> [Selected passage]

- Leader: Allan Rodríguez
- Secretary-General: Víctor Valenzuela
- Founder: Alejandro Giammattei
- Founded: 27 July 2017
- Ideology: Conservatism Social conservatism Neoliberalism Economic liberalism^{[citation needed]}
- Political position: Centre-right to right-wing
- Colors: Blue
- Seats in Congress: 39 / 160

Website
- vamosguatemala.com (archived)

= Vamos (Guatemala) =

Vamos (lit. 'Come on' or 'Let's go'; officially Vamos por una Guatemala Diferente, lit. 'Let's Go for a Different Guatemala') is a conservative political party in Guatemala.

==History==
The political party was founded and registered by the Supreme Electoral Tribunal in 2017. Its leader and general secretary is Alejandro Giammattei, a three-time presidential candidate. Giammattei declared that the political party would be his platform to run in the 2019 general election.

> [What you need to do]
[A] Repeat the part of the article on Vamos from "Vamos (lit. 'Come" to "2019 general election.", substituting "party" for "political party".
[B] List every ideology that the article on Vamos gives for the party.

> [Supplied data]
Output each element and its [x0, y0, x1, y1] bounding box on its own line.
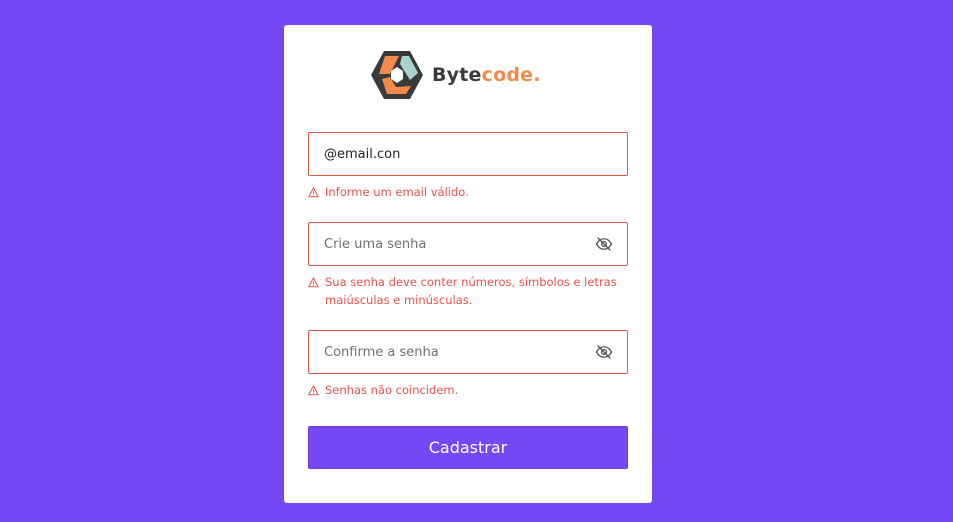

> [Solutions per task]
[A]
Vamos (lit. 'Come on' or 'Let's go'; officially Vamos por una Guatemala Diferente, lit. 'Let's Go for a Different Guatemala') is a conservative party in Guatemala.

==History==
The party was founded and registered by the Supreme Electoral Tribunal in 2017. Its leader and general secretary is Alejandro Giammattei, a three-time presidential candidate. Giammattei declared that the party would be his platform to run in the 2019 general election.

[B] Conservatism, social conservatism, neoliberalism, economic liberalism